*Set exercise*
Copy all the entries below exactly, but not the pictures.

*Supplied data*
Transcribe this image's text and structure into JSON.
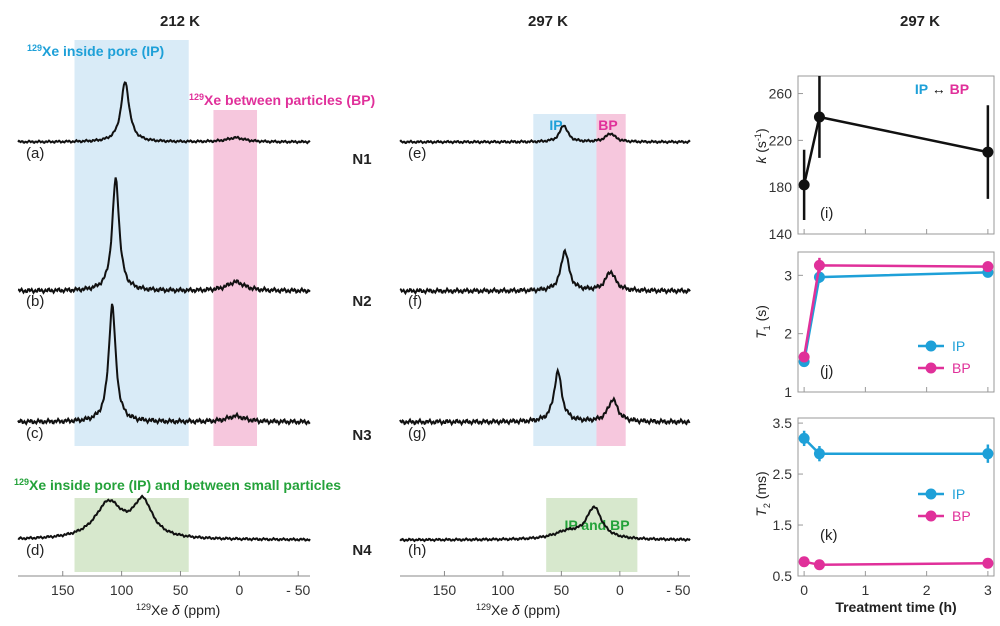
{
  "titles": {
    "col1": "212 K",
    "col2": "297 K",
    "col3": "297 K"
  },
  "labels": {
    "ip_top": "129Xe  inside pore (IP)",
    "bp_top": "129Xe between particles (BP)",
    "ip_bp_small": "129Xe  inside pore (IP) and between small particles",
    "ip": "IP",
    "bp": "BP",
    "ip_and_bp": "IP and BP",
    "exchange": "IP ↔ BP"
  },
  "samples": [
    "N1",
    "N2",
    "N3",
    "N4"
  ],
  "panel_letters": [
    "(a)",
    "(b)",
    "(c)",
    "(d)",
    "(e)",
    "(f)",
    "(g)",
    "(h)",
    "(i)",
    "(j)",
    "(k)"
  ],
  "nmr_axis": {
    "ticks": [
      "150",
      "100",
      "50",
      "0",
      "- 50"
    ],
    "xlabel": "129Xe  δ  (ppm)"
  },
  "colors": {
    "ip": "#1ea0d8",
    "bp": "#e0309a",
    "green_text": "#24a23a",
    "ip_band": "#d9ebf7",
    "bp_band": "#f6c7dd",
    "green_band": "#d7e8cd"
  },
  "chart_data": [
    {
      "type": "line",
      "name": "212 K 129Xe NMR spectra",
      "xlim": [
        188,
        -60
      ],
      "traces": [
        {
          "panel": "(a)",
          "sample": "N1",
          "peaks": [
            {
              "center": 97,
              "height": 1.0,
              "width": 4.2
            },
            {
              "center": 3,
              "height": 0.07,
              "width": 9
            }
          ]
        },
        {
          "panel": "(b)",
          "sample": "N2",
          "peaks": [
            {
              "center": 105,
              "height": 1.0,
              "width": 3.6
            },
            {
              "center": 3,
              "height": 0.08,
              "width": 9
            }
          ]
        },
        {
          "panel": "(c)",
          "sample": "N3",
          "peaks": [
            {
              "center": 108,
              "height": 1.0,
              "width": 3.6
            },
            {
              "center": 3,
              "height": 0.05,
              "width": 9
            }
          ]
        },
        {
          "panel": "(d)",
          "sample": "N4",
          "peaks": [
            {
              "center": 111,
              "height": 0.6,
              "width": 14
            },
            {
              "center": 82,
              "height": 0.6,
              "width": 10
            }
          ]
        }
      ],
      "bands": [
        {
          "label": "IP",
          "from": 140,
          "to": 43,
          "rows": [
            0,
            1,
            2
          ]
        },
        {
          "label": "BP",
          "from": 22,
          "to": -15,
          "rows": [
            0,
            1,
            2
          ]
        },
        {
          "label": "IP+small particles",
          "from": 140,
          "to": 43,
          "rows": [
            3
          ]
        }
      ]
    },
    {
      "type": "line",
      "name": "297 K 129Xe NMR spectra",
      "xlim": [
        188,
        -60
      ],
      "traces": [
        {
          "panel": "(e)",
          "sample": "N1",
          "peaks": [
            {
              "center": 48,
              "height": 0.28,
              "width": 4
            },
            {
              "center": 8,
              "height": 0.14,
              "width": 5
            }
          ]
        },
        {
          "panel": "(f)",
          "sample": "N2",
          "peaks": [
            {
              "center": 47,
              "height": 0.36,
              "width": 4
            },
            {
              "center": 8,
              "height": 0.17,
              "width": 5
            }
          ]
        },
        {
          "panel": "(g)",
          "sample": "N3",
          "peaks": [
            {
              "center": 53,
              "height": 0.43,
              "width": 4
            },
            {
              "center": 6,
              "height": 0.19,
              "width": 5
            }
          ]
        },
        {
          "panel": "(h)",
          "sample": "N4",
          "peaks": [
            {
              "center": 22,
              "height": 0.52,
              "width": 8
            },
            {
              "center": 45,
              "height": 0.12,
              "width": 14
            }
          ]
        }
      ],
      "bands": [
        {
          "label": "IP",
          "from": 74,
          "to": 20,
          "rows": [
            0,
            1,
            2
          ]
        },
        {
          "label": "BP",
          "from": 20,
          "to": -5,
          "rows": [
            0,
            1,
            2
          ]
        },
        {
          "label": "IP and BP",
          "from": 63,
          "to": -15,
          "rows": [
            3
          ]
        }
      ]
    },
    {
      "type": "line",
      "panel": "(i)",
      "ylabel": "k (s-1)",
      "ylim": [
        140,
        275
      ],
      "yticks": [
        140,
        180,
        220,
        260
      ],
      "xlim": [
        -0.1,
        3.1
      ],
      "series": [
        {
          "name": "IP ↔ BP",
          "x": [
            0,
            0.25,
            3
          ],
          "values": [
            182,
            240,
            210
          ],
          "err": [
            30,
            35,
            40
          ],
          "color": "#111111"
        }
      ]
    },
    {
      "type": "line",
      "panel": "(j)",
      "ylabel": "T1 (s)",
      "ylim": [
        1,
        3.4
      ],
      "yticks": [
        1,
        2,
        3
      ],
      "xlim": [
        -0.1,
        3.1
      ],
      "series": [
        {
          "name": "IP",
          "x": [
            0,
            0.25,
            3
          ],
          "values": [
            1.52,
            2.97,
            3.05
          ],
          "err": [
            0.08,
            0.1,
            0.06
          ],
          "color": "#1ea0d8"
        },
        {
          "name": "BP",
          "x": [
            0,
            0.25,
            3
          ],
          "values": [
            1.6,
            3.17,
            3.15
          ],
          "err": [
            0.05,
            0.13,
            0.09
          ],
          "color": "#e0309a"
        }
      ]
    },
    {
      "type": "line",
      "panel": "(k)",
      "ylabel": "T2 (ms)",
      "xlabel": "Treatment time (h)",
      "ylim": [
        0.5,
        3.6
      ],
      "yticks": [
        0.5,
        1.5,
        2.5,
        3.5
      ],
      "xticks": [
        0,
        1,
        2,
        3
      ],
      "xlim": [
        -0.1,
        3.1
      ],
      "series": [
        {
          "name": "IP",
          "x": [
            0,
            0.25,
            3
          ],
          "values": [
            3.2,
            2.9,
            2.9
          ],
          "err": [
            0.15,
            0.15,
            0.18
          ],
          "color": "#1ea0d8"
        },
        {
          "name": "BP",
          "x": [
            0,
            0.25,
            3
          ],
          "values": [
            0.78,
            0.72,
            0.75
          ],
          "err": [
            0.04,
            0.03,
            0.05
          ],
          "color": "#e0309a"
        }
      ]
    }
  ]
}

*The answer*
Transcribe this image's text and structure into JSON.
{
  "titles": {
    "col1": "212 K",
    "col2": "297 K",
    "col3": "297 K"
  },
  "labels": {
    "ip_top": "129Xe  inside pore (IP)",
    "bp_top": "129Xe between particles (BP)",
    "ip_bp_small": "129Xe  inside pore (IP) and between small particles",
    "ip": "IP",
    "bp": "BP",
    "ip_and_bp": "IP and BP",
    "exchange": "IP ↔ BP"
  },
  "samples": [
    "N1",
    "N2",
    "N3",
    "N4"
  ],
  "panel_letters": [
    "(a)",
    "(b)",
    "(c)",
    "(d)",
    "(e)",
    "(f)",
    "(g)",
    "(h)",
    "(i)",
    "(j)",
    "(k)"
  ],
  "nmr_axis": {
    "ticks": [
      "150",
      "100",
      "50",
      "0",
      "- 50"
    ],
    "xlabel": "129Xe  δ  (ppm)"
  },
  "colors": {
    "ip": "#1ea0d8",
    "bp": "#e0309a",
    "green_text": "#24a23a",
    "ip_band": "#d9ebf7",
    "bp_band": "#f6c7dd",
    "green_band": "#d7e8cd"
  },
  "chart_data": [
    {
      "type": "line",
      "name": "212 K 129Xe NMR spectra",
      "xlim": [
        188,
        -60
      ],
      "traces": [
        {
          "panel": "(a)",
          "sample": "N1",
          "peaks": [
            {
              "center": 97,
              "height": 1.0,
              "width": 4.2
            },
            {
              "center": 3,
              "height": 0.07,
              "width": 9
            }
          ]
        },
        {
          "panel": "(b)",
          "sample": "N2",
          "peaks": [
            {
              "center": 105,
              "height": 1.0,
              "width": 3.6
            },
            {
              "center": 3,
              "height": 0.08,
              "width": 9
            }
          ]
        },
        {
          "panel": "(c)",
          "sample": "N3",
          "peaks": [
            {
              "center": 108,
              "height": 1.0,
              "width": 3.6
            },
            {
              "center": 3,
              "height": 0.05,
              "width": 9
            }
          ]
        },
        {
          "panel": "(d)",
          "sample": "N4",
          "peaks": [
            {
              "center": 111,
              "height": 0.6,
              "width": 14
            },
            {
              "center": 82,
              "height": 0.6,
              "width": 10
            }
          ]
        }
      ],
      "bands": [
        {
          "label": "IP",
          "from": 140,
          "to": 43,
          "rows": [
            0,
            1,
            2
          ]
        },
        {
          "label": "BP",
          "from": 22,
          "to": -15,
          "rows": [
            0,
            1,
            2
          ]
        },
        {
          "label": "IP+small particles",
          "from": 140,
          "to": 43,
          "rows": [
            3
          ]
        }
      ]
    },
    {
      "type": "line",
      "name": "297 K 129Xe NMR spectra",
      "xlim": [
        188,
        -60
      ],
      "traces": [
        {
          "panel": "(e)",
          "sample": "N1",
          "peaks": [
            {
              "center": 48,
              "height": 0.28,
              "width": 4
            },
            {
              "center": 8,
              "height": 0.14,
              "width": 5
            }
          ]
        },
        {
          "panel": "(f)",
          "sample": "N2",
          "peaks": [
            {
              "center": 47,
              "height": 0.36,
              "width": 4
            },
            {
              "center": 8,
              "height": 0.17,
              "width": 5
            }
          ]
        },
        {
          "panel": "(g)",
          "sample": "N3",
          "peaks": [
            {
              "center": 53,
              "height": 0.43,
              "width": 4
            },
            {
              "center": 6,
              "height": 0.19,
              "width": 5
            }
          ]
        },
        {
          "panel": "(h)",
          "sample": "N4",
          "peaks": [
            {
              "center": 22,
              "height": 0.52,
              "width": 8
            },
            {
              "center": 45,
              "height": 0.12,
              "width": 14
            }
          ]
        }
      ],
      "bands": [
        {
          "label": "IP",
          "from": 74,
          "to": 20,
          "rows": [
            0,
            1,
            2
          ]
        },
        {
          "label": "BP",
          "from": 20,
          "to": -5,
          "rows": [
            0,
            1,
            2
          ]
        },
        {
          "label": "IP and BP",
          "from": 63,
          "to": -15,
          "rows": [
            3
          ]
        }
      ]
    },
    {
      "type": "line",
      "panel": "(i)",
      "ylabel": "k (s-1)",
      "ylim": [
        140,
        275
      ],
      "yticks": [
        140,
        180,
        220,
        260
      ],
      "xlim": [
        -0.1,
        3.1
      ],
      "series": [
        {
          "name": "IP ↔ BP",
          "x": [
            0,
            0.25,
            3
          ],
          "values": [
            182,
            240,
            210
          ],
          "err": [
            30,
            35,
            40
          ],
          "color": "#111111"
        }
      ]
    },
    {
      "type": "line",
      "panel": "(j)",
      "ylabel": "T1 (s)",
      "ylim": [
        1,
        3.4
      ],
      "yticks": [
        1,
        2,
        3
      ],
      "xlim": [
        -0.1,
        3.1
      ],
      "series": [
        {
          "name": "IP",
          "x": [
            0,
            0.25,
            3
          ],
          "values": [
            1.52,
            2.97,
            3.05
          ],
          "err": [
            0.08,
            0.1,
            0.06
          ],
          "color": "#1ea0d8"
        },
        {
          "name": "BP",
          "x": [
            0,
            0.25,
            3
          ],
          "values": [
            1.6,
            3.17,
            3.15
          ],
          "err": [
            0.05,
            0.13,
            0.09
          ],
          "color": "#e0309a"
        }
      ]
    },
    {
      "type": "line",
      "panel": "(k)",
      "ylabel": "T2 (ms)",
      "xlabel": "Treatment time (h)",
      "ylim": [
        0.5,
        3.6
      ],
      "yticks": [
        0.5,
        1.5,
        2.5,
        3.5
      ],
      "xticks": [
        0,
        1,
        2,
        3
      ],
      "xlim": [
        -0.1,
        3.1
      ],
      "series": [
        {
          "name": "IP",
          "x": [
            0,
            0.25,
            3
          ],
          "values": [
            3.2,
            2.9,
            2.9
          ],
          "err": [
            0.15,
            0.15,
            0.18
          ],
          "color": "#1ea0d8"
        },
        {
          "name": "BP",
          "x": [
            0,
            0.25,
            3
          ],
          "values": [
            0.78,
            0.72,
            0.75
          ],
          "err": [
            0.04,
            0.03,
            0.05
          ],
          "color": "#e0309a"
        }
      ]
    }
  ]
}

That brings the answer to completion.